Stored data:
========

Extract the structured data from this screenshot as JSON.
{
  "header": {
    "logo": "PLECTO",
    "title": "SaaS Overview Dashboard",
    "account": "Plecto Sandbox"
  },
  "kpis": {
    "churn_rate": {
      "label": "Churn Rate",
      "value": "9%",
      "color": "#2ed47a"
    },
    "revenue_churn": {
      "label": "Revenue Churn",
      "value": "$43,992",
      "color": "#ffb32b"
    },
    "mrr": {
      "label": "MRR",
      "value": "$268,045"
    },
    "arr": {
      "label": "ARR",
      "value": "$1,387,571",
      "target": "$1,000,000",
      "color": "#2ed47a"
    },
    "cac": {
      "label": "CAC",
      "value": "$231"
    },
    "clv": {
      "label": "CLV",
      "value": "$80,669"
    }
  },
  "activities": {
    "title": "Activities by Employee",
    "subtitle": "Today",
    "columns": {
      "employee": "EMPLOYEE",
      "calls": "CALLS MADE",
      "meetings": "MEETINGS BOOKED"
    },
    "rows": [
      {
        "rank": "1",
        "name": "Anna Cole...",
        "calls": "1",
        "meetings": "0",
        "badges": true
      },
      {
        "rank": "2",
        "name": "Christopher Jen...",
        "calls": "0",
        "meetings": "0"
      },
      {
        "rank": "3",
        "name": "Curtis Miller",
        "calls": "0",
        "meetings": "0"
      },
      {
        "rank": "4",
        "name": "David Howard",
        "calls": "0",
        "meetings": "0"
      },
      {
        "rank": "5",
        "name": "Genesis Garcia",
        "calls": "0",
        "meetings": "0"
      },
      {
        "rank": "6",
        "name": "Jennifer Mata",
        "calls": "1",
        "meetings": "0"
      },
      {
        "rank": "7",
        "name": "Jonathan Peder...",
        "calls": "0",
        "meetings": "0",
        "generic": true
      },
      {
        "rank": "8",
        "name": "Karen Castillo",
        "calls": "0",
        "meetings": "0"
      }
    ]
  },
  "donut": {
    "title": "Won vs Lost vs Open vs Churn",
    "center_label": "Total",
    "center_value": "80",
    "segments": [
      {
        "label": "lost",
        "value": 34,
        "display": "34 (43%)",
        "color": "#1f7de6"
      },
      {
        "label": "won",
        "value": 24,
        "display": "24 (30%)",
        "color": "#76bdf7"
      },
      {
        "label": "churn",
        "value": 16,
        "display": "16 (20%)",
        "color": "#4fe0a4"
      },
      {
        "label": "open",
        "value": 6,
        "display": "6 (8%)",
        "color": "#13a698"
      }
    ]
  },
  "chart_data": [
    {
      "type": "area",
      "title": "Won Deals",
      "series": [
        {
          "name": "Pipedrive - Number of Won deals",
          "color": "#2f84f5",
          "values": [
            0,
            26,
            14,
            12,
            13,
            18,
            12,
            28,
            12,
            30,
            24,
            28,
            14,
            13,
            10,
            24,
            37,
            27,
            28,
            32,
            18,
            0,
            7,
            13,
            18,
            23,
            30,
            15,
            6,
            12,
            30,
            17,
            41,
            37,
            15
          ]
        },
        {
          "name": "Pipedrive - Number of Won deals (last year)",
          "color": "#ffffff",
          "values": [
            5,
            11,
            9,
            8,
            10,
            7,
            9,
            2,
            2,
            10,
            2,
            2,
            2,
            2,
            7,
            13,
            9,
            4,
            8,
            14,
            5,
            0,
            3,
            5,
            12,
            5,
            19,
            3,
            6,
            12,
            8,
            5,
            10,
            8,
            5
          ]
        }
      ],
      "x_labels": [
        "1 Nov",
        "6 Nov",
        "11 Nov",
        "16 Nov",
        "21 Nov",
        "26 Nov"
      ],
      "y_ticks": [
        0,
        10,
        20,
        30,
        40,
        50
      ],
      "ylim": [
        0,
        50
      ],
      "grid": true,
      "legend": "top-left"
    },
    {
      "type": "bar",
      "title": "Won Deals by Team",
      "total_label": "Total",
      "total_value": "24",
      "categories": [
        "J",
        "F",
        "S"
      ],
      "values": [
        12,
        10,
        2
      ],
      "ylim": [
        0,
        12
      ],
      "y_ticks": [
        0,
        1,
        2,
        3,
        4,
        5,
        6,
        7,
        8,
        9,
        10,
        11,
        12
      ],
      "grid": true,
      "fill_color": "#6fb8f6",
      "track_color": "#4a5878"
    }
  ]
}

========

Work task: Where a line in the records above contains the string "true", copy that line.

Solution for this task:
        "badges": true
        "generic": true
      "grid": true,
      "grid": true,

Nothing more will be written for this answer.